Write the material out again exactly as it stands.

Data for this task:
◇ ◇ ◇ ◇ ◇ ◇ ◇

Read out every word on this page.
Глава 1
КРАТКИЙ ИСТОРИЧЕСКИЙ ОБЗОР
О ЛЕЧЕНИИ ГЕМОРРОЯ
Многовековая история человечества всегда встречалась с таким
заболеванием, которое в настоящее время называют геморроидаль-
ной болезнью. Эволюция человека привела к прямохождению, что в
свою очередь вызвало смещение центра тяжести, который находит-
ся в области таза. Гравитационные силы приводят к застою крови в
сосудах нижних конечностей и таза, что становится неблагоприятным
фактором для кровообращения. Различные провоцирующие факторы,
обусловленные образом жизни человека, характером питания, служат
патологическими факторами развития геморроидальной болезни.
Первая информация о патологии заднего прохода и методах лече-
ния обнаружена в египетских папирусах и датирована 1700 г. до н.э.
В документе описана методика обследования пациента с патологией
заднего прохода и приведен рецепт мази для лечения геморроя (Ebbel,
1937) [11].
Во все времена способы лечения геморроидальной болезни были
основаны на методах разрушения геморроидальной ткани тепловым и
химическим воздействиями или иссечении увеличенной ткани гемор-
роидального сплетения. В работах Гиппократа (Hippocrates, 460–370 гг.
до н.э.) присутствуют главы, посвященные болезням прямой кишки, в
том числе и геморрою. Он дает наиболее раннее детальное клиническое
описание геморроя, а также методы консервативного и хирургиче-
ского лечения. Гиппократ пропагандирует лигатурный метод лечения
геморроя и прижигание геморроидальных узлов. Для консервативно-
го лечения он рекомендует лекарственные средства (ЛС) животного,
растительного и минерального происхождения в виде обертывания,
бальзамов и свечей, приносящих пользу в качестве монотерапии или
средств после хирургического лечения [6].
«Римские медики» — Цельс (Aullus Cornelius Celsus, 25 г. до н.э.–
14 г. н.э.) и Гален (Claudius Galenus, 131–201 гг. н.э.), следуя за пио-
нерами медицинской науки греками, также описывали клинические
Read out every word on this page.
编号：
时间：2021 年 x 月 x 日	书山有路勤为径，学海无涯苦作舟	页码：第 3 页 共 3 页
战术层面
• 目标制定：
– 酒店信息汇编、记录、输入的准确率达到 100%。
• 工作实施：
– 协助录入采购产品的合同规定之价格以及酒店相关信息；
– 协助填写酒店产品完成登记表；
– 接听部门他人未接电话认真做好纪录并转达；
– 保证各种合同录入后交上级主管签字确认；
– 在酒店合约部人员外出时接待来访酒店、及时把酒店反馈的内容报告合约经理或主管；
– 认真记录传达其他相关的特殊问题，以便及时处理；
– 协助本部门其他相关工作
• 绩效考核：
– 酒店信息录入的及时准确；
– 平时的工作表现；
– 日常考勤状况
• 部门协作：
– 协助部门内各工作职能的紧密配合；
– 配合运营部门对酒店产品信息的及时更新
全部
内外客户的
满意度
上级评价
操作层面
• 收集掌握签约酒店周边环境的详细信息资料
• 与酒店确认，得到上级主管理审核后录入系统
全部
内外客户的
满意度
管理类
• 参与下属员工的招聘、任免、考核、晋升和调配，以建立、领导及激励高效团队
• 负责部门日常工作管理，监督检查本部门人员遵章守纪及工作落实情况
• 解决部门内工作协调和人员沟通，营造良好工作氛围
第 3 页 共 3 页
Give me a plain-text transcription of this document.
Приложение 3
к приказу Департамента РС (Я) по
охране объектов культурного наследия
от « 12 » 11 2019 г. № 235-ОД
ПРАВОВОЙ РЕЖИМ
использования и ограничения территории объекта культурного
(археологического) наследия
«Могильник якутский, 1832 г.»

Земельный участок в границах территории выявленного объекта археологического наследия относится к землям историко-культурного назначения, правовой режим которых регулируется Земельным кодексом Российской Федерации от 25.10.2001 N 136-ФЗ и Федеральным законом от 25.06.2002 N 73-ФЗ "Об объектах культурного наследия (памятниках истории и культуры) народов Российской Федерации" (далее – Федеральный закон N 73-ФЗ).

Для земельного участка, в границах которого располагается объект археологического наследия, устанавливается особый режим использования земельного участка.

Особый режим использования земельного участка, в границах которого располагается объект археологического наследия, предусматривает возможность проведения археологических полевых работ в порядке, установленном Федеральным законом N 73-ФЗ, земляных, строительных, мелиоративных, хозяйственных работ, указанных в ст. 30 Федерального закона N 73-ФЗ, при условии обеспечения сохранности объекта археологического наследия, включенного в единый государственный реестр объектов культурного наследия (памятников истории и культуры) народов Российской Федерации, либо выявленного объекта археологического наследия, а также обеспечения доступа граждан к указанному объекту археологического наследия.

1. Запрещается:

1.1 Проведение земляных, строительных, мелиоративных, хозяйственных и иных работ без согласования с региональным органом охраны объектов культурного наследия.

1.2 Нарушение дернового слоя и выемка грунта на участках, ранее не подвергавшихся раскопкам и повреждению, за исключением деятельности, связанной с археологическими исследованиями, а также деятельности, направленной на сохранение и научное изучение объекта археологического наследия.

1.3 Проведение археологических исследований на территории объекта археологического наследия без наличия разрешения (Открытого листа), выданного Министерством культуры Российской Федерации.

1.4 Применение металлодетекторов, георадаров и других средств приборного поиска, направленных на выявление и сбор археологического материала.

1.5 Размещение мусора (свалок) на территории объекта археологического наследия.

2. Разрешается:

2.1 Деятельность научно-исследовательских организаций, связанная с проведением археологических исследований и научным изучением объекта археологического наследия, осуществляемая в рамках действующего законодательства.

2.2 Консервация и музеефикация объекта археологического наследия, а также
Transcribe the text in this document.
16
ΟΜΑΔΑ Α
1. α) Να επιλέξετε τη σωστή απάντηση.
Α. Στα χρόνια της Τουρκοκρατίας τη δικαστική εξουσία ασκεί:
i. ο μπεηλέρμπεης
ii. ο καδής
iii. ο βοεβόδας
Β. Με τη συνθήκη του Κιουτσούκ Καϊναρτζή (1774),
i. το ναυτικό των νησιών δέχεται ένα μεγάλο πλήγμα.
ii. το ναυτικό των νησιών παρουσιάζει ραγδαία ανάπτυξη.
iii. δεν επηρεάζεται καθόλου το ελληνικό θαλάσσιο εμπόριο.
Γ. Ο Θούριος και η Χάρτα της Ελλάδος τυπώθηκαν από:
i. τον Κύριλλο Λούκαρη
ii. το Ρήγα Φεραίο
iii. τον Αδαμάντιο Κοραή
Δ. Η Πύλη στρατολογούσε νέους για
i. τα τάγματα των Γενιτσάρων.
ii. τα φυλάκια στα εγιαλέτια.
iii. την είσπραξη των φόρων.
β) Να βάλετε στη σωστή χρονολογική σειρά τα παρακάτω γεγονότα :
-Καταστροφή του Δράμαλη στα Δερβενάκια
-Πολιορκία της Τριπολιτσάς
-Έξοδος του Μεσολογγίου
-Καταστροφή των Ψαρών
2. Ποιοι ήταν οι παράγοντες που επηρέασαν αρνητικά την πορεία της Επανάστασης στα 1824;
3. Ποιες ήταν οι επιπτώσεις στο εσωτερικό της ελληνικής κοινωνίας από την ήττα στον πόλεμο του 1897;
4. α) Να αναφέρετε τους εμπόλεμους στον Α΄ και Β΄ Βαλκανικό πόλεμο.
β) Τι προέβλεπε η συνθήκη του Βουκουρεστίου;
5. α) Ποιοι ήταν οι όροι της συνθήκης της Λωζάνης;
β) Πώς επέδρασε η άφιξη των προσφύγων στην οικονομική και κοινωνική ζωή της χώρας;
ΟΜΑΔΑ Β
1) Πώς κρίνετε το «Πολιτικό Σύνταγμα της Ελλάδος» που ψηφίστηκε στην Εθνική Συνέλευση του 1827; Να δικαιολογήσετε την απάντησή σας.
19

◇ ◇ ◇ ◇ ◇ ◇ ◇

Result for this task:
Read out every word on this page.
Глава 1
КРАТКИЙ ИСТОРИЧЕСКИЙ ОБЗОР
О ЛЕЧЕНИИ ГЕМОРРОЯ
Многовековая история человечества всегда встречалась с таким
заболеванием, которое в настоящее время называют геморроидаль-
ной болезнью. Эволюция человека привела к прямохождению, что в
свою очередь вызвало смещение центра тяжести, который находит-
ся в области таза. Гравитационные силы приводят к застою крови в
сосудах нижних конечностей и таза, что становится неблагоприятным
фактором для кровообращения. Различные провоцирующие факторы,
обусловленные образом жизни человека, характером питания, служат
патологическими факторами развития геморроидальной болезни.
Первая информация о патологии заднего прохода и методах лече-
ния обнаружена в египетских папирусах и датирована 1700 г. до н.э.
В документе описана методика обследования пациента с патологией
заднего прохода и приведен рецепт мази для лечения геморроя (Ebbel,
1937) [11].
Во все времена способы лечения геморроидальной болезни были
основаны на методах разрушения геморроидальной ткани тепловым и
химическим воздействиями или иссечении увеличенной ткани гемор-
роидального сплетения. В работах Гиппократа (Hippocrates, 460–370 гг.
до н.э.) присутствуют главы, посвященные болезням прямой кишки, в
том числе и геморрою. Он дает наиболее раннее детальное клиническое
описание геморроя, а также методы консервативного и хирургиче-
ского лечения. Гиппократ пропагандирует лигатурный метод лечения
геморроя и прижигание геморроидальных узлов. Для консервативно-
го лечения он рекомендует лекарственные средства (ЛС) животного,
растительного и минерального происхождения в виде обертывания,
бальзамов и свечей, приносящих пользу в качестве монотерапии или
средств после хирургического лечения [6].
«Римские медики» — Цельс (Aullus Cornelius Celsus, 25 г. до н.э.–
14 г. н.э.) и Гален (Claudius Galenus, 131–201 гг. н.э.), следуя за пио-
нерами медицинской науки греками, также описывали клинические
Read out every word on this page.
编号：
时间：2021 年 x 月 x 日	书山有路勤为径，学海无涯苦作舟	页码：第 3 页 共 3 页
战术层面
• 目标制定：
– 酒店信息汇编、记录、输入的准确率达到 100%。
• 工作实施：
– 协助录入采购产品的合同规定之价格以及酒店相关信息；
– 协助填写酒店产品完成登记表；
– 接听部门他人未接电话认真做好纪录并转达；
– 保证各种合同录入后交上级主管签字确认；
– 在酒店合约部人员外出时接待来访酒店、及时把酒店反馈的内容报告合约经理或主管；
– 认真记录传达其他相关的特殊问题，以便及时处理；
– 协助本部门其他相关工作
• 绩效考核：
– 酒店信息录入的及时准确；
– 平时的工作表现；
– 日常考勤状况
• 部门协作：
– 协助部门内各工作职能的紧密配合；
– 配合运营部门对酒店产品信息的及时更新
全部
内外客户的
满意度
上级评价
操作层面
• 收集掌握签约酒店周边环境的详细信息资料
• 与酒店确认，得到上级主管理审核后录入系统
全部
内外客户的
满意度
管理类
• 参与下属员工的招聘、任免、考核、晋升和调配，以建立、领导及激励高效团队
• 负责部门日常工作管理，监督检查本部门人员遵章守纪及工作落实情况
• 解决部门内工作协调和人员沟通，营造良好工作氛围
第 3 页 共 3 页
Give me a plain-text transcription of this document.
Приложение 3
к приказу Департамента РС (Я) по
охране объектов культурного наследия
от « 12 » 11 2019 г. № 235-ОД
ПРАВОВОЙ РЕЖИМ
использования и ограничения территории объекта культурного
(археологического) наследия
«Могильник якутский, 1832 г.»

Земельный участок в границах территории выявленного объекта археологического наследия относится к землям историко-культурного назначения, правовой режим которых регулируется Земельным кодексом Российской Федерации от 25.10.2001 N 136-ФЗ и Федеральным законом от 25.06.2002 N 73-ФЗ "Об объектах культурного наследия (памятниках истории и культуры) народов Российской Федерации" (далее – Федеральный закон N 73-ФЗ).

Для земельного участка, в границах которого располагается объект археологического наследия, устанавливается особый режим использования земельного участка.

Особый режим использования земельного участка, в границах которого располагается объект археологического наследия, предусматривает возможность проведения археологических полевых работ в порядке, установленном Федеральным законом N 73-ФЗ, земляных, строительных, мелиоративных, хозяйственных работ, указанных в ст. 30 Федерального закона N 73-ФЗ, при условии обеспечения сохранности объекта археологического наследия, включенного в единый государственный реестр объектов культурного наследия (памятников истории и культуры) народов Российской Федерации, либо выявленного объекта археологического наследия, а также обеспечения доступа граждан к указанному объекту археологического наследия.

1. Запрещается:

1.1 Проведение земляных, строительных, мелиоративных, хозяйственных и иных работ без согласования с региональным органом охраны объектов культурного наследия.

1.2 Нарушение дернового слоя и выемка грунта на участках, ранее не подвергавшихся раскопкам и повреждению, за исключением деятельности, связанной с археологическими исследованиями, а также деятельности, направленной на сохранение и научное изучение объекта археологического наследия.

1.3 Проведение археологических исследований на территории объекта археологического наследия без наличия разрешения (Открытого листа), выданного Министерством культуры Российской Федерации.

1.4 Применение металлодетекторов, георадаров и других средств приборного поиска, направленных на выявление и сбор археологического материала.

1.5 Размещение мусора (свалок) на территории объекта археологического наследия.

2. Разрешается:

2.1 Деятельность научно-исследовательских организаций, связанная с проведением археологических исследований и научным изучением объекта археологического наследия, осуществляемая в рамках действующего законодательства.

2.2 Консервация и музеефикация объекта археологического наследия, а также
Transcribe the text in this document.
16
ΟΜΑΔΑ Α
1. α) Να επιλέξετε τη σωστή απάντηση.
Α. Στα χρόνια της Τουρκοκρατίας τη δικαστική εξουσία ασκεί:
i. ο μπεηλέρμπεης
ii. ο καδής
iii. ο βοεβόδας
Β. Με τη συνθήκη του Κιουτσούκ Καϊναρτζή (1774),
i. το ναυτικό των νησιών δέχεται ένα μεγάλο πλήγμα.
ii. το ναυτικό των νησιών παρουσιάζει ραγδαία ανάπτυξη.
iii. δεν επηρεάζεται καθόλου το ελληνικό θαλάσσιο εμπόριο.
Γ. Ο Θούριος και η Χάρτα της Ελλάδος τυπώθηκαν από:
i. τον Κύριλλο Λούκαρη
ii. το Ρήγα Φεραίο
iii. τον Αδαμάντιο Κοραή
Δ. Η Πύλη στρατολογούσε νέους για
i. τα τάγματα των Γενιτσάρων.
ii. τα φυλάκια στα εγιαλέτια.
iii. την είσπραξη των φόρων.
β) Να βάλετε στη σωστή χρονολογική σειρά τα παρακάτω γεγονότα :
-Καταστροφή του Δράμαλη στα Δερβενάκια
-Πολιορκία της Τριπολιτσάς
-Έξοδος του Μεσολογγίου
-Καταστροφή των Ψαρών
2. Ποιοι ήταν οι παράγοντες που επηρέασαν αρνητικά την πορεία της Επανάστασης στα 1824;
3. Ποιες ήταν οι επιπτώσεις στο εσωτερικό της ελληνικής κοινωνίας από την ήττα στον πόλεμο του 1897;
4. α) Να αναφέρετε τους εμπόλεμους στον Α΄ και Β΄ Βαλκανικό πόλεμο.
β) Τι προέβλεπε η συνθήκη του Βουκουρεστίου;
5. α) Ποιοι ήταν οι όροι της συνθήκης της Λωζάνης;
β) Πώς επέδρασε η άφιξη των προσφύγων στην οικονομική και κοινωνική ζωή της χώρας;
ΟΜΑΔΑ Β
1) Πώς κρίνετε το «Πολιτικό Σύνταγμα της Ελλάδος» που ψηφίστηκε στην Εθνική Συνέλευση του 1827; Να δικαιολογήσετε την απάντησή σας.
19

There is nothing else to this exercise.